◆ EXERCISE ◆
The data below is to be returned in full and exactly.
[START OF DATA LINES]
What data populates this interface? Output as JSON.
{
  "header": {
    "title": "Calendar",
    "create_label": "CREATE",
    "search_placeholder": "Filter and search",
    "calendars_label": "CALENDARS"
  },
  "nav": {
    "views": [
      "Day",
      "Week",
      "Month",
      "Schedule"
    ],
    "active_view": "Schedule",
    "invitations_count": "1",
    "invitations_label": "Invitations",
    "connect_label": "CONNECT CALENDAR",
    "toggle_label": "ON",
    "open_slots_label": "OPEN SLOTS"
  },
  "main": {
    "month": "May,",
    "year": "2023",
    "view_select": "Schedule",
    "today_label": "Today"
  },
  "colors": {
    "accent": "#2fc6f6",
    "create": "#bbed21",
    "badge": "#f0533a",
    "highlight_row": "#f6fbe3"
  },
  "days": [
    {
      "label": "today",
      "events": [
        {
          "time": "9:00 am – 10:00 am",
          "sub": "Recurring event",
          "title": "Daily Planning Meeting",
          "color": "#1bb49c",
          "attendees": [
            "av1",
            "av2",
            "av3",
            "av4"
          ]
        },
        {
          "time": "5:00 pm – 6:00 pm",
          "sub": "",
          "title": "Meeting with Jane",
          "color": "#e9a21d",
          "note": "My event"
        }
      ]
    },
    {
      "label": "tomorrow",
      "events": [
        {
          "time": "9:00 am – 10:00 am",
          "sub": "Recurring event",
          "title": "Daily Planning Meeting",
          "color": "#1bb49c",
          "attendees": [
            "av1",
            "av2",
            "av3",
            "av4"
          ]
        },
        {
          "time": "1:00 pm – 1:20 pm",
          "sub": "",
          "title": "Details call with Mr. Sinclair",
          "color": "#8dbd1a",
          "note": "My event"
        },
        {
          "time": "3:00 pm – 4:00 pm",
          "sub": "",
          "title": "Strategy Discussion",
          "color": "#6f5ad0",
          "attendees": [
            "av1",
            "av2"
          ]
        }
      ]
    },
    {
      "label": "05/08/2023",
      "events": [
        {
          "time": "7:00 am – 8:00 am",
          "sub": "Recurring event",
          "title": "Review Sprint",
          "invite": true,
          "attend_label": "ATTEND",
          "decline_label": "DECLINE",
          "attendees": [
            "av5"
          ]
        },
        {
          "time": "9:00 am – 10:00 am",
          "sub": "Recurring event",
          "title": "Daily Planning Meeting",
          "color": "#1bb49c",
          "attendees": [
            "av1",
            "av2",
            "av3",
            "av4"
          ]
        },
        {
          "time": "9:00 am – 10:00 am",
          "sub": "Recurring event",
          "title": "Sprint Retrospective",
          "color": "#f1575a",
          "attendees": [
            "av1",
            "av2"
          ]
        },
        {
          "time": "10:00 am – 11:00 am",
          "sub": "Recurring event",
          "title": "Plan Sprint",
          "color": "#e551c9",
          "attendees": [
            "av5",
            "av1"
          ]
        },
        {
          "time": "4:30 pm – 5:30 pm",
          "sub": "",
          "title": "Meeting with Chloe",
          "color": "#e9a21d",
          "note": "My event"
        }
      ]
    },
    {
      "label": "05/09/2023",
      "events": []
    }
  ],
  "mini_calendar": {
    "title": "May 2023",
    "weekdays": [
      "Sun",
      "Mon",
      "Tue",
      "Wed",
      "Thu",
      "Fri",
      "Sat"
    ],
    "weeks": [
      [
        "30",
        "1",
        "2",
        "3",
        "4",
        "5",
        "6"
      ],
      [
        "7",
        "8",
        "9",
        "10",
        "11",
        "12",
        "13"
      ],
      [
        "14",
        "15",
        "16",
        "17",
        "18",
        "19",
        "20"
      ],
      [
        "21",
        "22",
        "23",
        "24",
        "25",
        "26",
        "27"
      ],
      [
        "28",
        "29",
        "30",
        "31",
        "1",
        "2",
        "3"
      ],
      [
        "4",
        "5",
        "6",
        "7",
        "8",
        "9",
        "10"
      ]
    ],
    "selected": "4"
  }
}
[END OF DATA LINES]
◆ IN RESPONSE ◆
What data populates this interface? Output as JSON.
{
  "header": {
    "title": "Calendar",
    "create_label": "CREATE",
    "search_placeholder": "Filter and search",
    "calendars_label": "CALENDARS"
  },
  "nav": {
    "views": [
      "Day",
      "Week",
      "Month",
      "Schedule"
    ],
    "active_view": "Schedule",
    "invitations_count": "1",
    "invitations_label": "Invitations",
    "connect_label": "CONNECT CALENDAR",
    "toggle_label": "ON",
    "open_slots_label": "OPEN SLOTS"
  },
  "main": {
    "month": "May,",
    "year": "2023",
    "view_select": "Schedule",
    "today_label": "Today"
  },
  "colors": {
    "accent": "#2fc6f6",
    "create": "#bbed21",
    "badge": "#f0533a",
    "highlight_row": "#f6fbe3"
  },
  "days": [
    {
      "label": "today",
      "events": [
        {
          "time": "9:00 am – 10:00 am",
          "sub": "Recurring event",
          "title": "Daily Planning Meeting",
          "color": "#1bb49c",
          "attendees": [
            "av1",
            "av2",
            "av3",
            "av4"
          ]
        },
        {
          "time": "5:00 pm – 6:00 pm",
          "sub": "",
          "title": "Meeting with Jane",
          "color": "#e9a21d",
          "note": "My event"
        }
      ]
    },
    {
      "label": "tomorrow",
      "events": [
        {
          "time": "9:00 am – 10:00 am",
          "sub": "Recurring event",
          "title": "Daily Planning Meeting",
          "color": "#1bb49c",
          "attendees": [
            "av1",
            "av2",
            "av3",
            "av4"
          ]
        },
        {
          "time": "1:00 pm – 1:20 pm",
          "sub": "",
          "title": "Details call with Mr. Sinclair",
          "color": "#8dbd1a",
          "note": "My event"
        },
        {
          "time": "3:00 pm – 4:00 pm",
          "sub": "",
          "title": "Strategy Discussion",
          "color": "#6f5ad0",
          "attendees": [
            "av1",
            "av2"
          ]
        }
      ]
    },
    {
      "label": "05/08/2023",
      "events": [
        {
          "time": "7:00 am – 8:00 am",
          "sub": "Recurring event",
          "title": "Review Sprint",
          "invite": true,
          "attend_label": "ATTEND",
          "decline_label": "DECLINE",
          "attendees": [
            "av5"
          ]
        },
        {
          "time": "9:00 am – 10:00 am",
          "sub": "Recurring event",
          "title": "Daily Planning Meeting",
          "color": "#1bb49c",
          "attendees": [
            "av1",
            "av2",
            "av3",
            "av4"
          ]
        },
        {
          "time": "9:00 am – 10:00 am",
          "sub": "Recurring event",
          "title": "Sprint Retrospective",
          "color": "#f1575a",
          "attendees": [
            "av1",
            "av2"
          ]
        },
        {
          "time": "10:00 am – 11:00 am",
          "sub": "Recurring event",
          "title": "Plan Sprint",
          "color": "#e551c9",
          "attendees": [
            "av5",
            "av1"
          ]
        },
        {
          "time": "4:30 pm – 5:30 pm",
          "sub": "",
          "title": "Meeting with Chloe",
          "color": "#e9a21d",
          "note": "My event"
        }
      ]
    },
    {
      "label": "05/09/2023",
      "events": []
    }
  ],
  "mini_calendar": {
    "title": "May 2023",
    "weekdays": [
      "Sun",
      "Mon",
      "Tue",
      "Wed",
      "Thu",
      "Fri",
      "Sat"
    ],
    "weeks": [
      [
        "30",
        "1",
        "2",
        "3",
        "4",
        "5",
        "6"
      ],
      [
        "7",
        "8",
        "9",
        "10",
        "11",
        "12",
        "13"
      ],
      [
        "14",
        "15",
        "16",
        "17",
        "18",
        "19",
        "20"
      ],
      [
        "21",
        "22",
        "23",
        "24",
        "25",
        "26",
        "27"
      ],
      [
        "28",
        "29",
        "30",
        "31",
        "1",
        "2",
        "3"
      ],
      [
        "4",
        "5",
        "6",
        "7",
        "8",
        "9",
        "10"
      ]
    ],
    "selected": "4"
  }
}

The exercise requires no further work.